↓

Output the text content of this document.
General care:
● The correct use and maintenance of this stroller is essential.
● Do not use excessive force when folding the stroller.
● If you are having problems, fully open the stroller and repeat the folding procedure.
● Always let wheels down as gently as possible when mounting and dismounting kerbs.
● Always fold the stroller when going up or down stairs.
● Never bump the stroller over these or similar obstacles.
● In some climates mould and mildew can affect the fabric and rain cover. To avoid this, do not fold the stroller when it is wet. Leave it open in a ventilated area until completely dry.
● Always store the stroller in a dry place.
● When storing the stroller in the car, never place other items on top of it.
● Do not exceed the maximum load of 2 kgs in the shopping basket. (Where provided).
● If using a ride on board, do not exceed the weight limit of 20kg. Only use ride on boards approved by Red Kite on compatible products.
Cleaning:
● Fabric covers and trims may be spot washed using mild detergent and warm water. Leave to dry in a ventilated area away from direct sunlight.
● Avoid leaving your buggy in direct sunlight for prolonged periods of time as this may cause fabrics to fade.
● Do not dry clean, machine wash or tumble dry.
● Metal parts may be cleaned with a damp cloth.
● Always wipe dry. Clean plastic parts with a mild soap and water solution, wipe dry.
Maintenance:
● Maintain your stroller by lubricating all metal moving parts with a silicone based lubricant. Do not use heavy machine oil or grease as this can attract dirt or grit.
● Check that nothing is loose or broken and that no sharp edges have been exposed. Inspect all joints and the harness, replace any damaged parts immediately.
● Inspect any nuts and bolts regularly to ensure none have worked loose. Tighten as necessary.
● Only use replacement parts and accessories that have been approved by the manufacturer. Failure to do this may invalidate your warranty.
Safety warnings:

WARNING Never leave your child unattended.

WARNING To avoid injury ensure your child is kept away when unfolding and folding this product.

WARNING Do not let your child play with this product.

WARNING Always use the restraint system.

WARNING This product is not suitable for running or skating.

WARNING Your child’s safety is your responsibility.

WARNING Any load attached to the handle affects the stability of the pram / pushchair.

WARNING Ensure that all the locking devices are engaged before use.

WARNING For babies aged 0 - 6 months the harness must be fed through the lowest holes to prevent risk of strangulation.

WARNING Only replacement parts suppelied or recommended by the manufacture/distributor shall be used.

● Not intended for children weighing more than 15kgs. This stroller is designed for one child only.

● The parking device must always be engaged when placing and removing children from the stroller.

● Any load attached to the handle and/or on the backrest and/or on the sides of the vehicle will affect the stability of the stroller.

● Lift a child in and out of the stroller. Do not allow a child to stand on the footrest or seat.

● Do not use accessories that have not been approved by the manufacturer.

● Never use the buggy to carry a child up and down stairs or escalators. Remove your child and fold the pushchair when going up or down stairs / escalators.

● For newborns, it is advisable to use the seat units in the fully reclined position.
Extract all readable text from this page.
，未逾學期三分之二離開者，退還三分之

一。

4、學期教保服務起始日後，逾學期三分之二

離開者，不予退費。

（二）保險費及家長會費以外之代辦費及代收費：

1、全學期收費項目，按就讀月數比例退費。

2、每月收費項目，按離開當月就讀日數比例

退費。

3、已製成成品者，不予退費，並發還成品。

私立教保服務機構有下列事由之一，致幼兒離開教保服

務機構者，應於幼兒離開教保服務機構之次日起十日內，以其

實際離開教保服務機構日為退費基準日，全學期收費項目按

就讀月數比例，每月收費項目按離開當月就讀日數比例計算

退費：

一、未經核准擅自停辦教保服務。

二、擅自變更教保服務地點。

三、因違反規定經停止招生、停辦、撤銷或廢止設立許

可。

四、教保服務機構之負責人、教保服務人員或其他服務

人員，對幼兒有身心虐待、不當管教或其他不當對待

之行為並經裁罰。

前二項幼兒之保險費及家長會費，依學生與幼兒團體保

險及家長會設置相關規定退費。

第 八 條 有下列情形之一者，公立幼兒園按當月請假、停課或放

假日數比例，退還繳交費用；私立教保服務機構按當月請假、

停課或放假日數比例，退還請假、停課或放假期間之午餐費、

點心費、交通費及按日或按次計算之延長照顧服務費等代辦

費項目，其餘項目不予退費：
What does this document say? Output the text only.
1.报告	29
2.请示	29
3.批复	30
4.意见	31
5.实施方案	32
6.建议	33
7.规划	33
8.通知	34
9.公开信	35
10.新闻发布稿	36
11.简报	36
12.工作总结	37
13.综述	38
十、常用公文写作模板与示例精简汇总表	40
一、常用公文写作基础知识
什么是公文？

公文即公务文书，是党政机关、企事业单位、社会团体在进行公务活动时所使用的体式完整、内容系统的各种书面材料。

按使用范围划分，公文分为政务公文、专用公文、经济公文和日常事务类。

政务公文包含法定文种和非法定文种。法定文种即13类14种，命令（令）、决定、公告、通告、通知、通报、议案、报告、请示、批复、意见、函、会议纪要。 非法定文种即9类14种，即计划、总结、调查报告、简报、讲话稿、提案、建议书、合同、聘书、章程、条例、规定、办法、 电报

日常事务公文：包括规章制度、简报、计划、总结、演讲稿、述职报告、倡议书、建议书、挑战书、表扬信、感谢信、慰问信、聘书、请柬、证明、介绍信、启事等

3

↑

◆ WORK REQUIRED ◆
Write out the whole listing again, exactly as it stands.

◆ RESPONSE TO THIS TASK ◆
Output the text content of this document.
General care:
● The correct use and maintenance of this stroller is essential.
● Do not use excessive force when folding the stroller.
● If you are having problems, fully open the stroller and repeat the folding procedure.
● Always let wheels down as gently as possible when mounting and dismounting kerbs.
● Always fold the stroller when going up or down stairs.
● Never bump the stroller over these or similar obstacles.
● In some climates mould and mildew can affect the fabric and rain cover. To avoid this, do not fold the stroller when it is wet. Leave it open in a ventilated area until completely dry.
● Always store the stroller in a dry place.
● When storing the stroller in the car, never place other items on top of it.
● Do not exceed the maximum load of 2 kgs in the shopping basket. (Where provided).
● If using a ride on board, do not exceed the weight limit of 20kg. Only use ride on boards approved by Red Kite on compatible products.
Cleaning:
● Fabric covers and trims may be spot washed using mild detergent and warm water. Leave to dry in a ventilated area away from direct sunlight.
● Avoid leaving your buggy in direct sunlight for prolonged periods of time as this may cause fabrics to fade.
● Do not dry clean, machine wash or tumble dry.
● Metal parts may be cleaned with a damp cloth.
● Always wipe dry. Clean plastic parts with a mild soap and water solution, wipe dry.
Maintenance:
● Maintain your stroller by lubricating all metal moving parts with a silicone based lubricant. Do not use heavy machine oil or grease as this can attract dirt or grit.
● Check that nothing is loose or broken and that no sharp edges have been exposed. Inspect all joints and the harness, replace any damaged parts immediately.
● Inspect any nuts and bolts regularly to ensure none have worked loose. Tighten as necessary.
● Only use replacement parts and accessories that have been approved by the manufacturer. Failure to do this may invalidate your warranty.
Safety warnings:

WARNING Never leave your child unattended.

WARNING To avoid injury ensure your child is kept away when unfolding and folding this product.

WARNING Do not let your child play with this product.

WARNING Always use the restraint system.

WARNING This product is not suitable for running or skating.

WARNING Your child’s safety is your responsibility.

WARNING Any load attached to the handle affects the stability of the pram / pushchair.

WARNING Ensure that all the locking devices are engaged before use.

WARNING For babies aged 0 - 6 months the harness must be fed through the lowest holes to prevent risk of strangulation.

WARNING Only replacement parts suppelied or recommended by the manufacture/distributor shall be used.

● Not intended for children weighing more than 15kgs. This stroller is designed for one child only.

● The parking device must always be engaged when placing and removing children from the stroller.

● Any load attached to the handle and/or on the backrest and/or on the sides of the vehicle will affect the stability of the stroller.

● Lift a child in and out of the stroller. Do not allow a child to stand on the footrest or seat.

● Do not use accessories that have not been approved by the manufacturer.

● Never use the buggy to carry a child up and down stairs or escalators. Remove your child and fold the pushchair when going up or down stairs / escalators.

● For newborns, it is advisable to use the seat units in the fully reclined position.
Extract all readable text from this page.
，未逾學期三分之二離開者，退還三分之

一。

4、學期教保服務起始日後，逾學期三分之二

離開者，不予退費。

（二）保險費及家長會費以外之代辦費及代收費：

1、全學期收費項目，按就讀月數比例退費。

2、每月收費項目，按離開當月就讀日數比例

退費。

3、已製成成品者，不予退費，並發還成品。

私立教保服務機構有下列事由之一，致幼兒離開教保服

務機構者，應於幼兒離開教保服務機構之次日起十日內，以其

實際離開教保服務機構日為退費基準日，全學期收費項目按

就讀月數比例，每月收費項目按離開當月就讀日數比例計算

退費：

一、未經核准擅自停辦教保服務。

二、擅自變更教保服務地點。

三、因違反規定經停止招生、停辦、撤銷或廢止設立許

可。

四、教保服務機構之負責人、教保服務人員或其他服務

人員，對幼兒有身心虐待、不當管教或其他不當對待

之行為並經裁罰。

前二項幼兒之保險費及家長會費，依學生與幼兒團體保

險及家長會設置相關規定退費。

第 八 條 有下列情形之一者，公立幼兒園按當月請假、停課或放

假日數比例，退還繳交費用；私立教保服務機構按當月請假、

停課或放假日數比例，退還請假、停課或放假期間之午餐費、

點心費、交通費及按日或按次計算之延長照顧服務費等代辦

費項目，其餘項目不予退費：
What does this document say? Output the text only.
1.报告	29
2.请示	29
3.批复	30
4.意见	31
5.实施方案	32
6.建议	33
7.规划	33
8.通知	34
9.公开信	35
10.新闻发布稿	36
11.简报	36
12.工作总结	37
13.综述	38
十、常用公文写作模板与示例精简汇总表	40
一、常用公文写作基础知识
什么是公文？

公文即公务文书，是党政机关、企事业单位、社会团体在进行公务活动时所使用的体式完整、内容系统的各种书面材料。

按使用范围划分，公文分为政务公文、专用公文、经济公文和日常事务类。

政务公文包含法定文种和非法定文种。法定文种即13类14种，命令（令）、决定、公告、通告、通知、通报、议案、报告、请示、批复、意见、函、会议纪要。 非法定文种即9类14种，即计划、总结、调查报告、简报、讲话稿、提案、建议书、合同、聘书、章程、条例、规定、办法、 电报

日常事务公文：包括规章制度、简报、计划、总结、演讲稿、述职报告、倡议书、建议书、挑战书、表扬信、感谢信、慰问信、聘书、请柬、证明、介绍信、启事等

3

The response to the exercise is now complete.